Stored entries
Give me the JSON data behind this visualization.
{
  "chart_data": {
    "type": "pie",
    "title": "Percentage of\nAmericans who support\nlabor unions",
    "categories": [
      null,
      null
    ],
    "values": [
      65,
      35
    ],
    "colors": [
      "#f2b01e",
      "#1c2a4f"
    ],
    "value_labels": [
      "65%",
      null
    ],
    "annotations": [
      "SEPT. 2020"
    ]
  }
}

→ **AIM**
Faithfully transcribe the whole of the data.

→ **PROBLEM SOLUTION**
Give me the JSON data behind this visualization.
{
  "chart_data": {
    "type": "pie",
    "title": "Percentage of\nAmericans who support\nlabor unions",
    "categories": [
      null,
      null
    ],
    "values": [
      65,
      35
    ],
    "colors": [
      "#f2b01e",
      "#1c2a4f"
    ],
    "value_labels": [
      "65%",
      null
    ],
    "annotations": [
      "SEPT. 2020"
    ]
  }
}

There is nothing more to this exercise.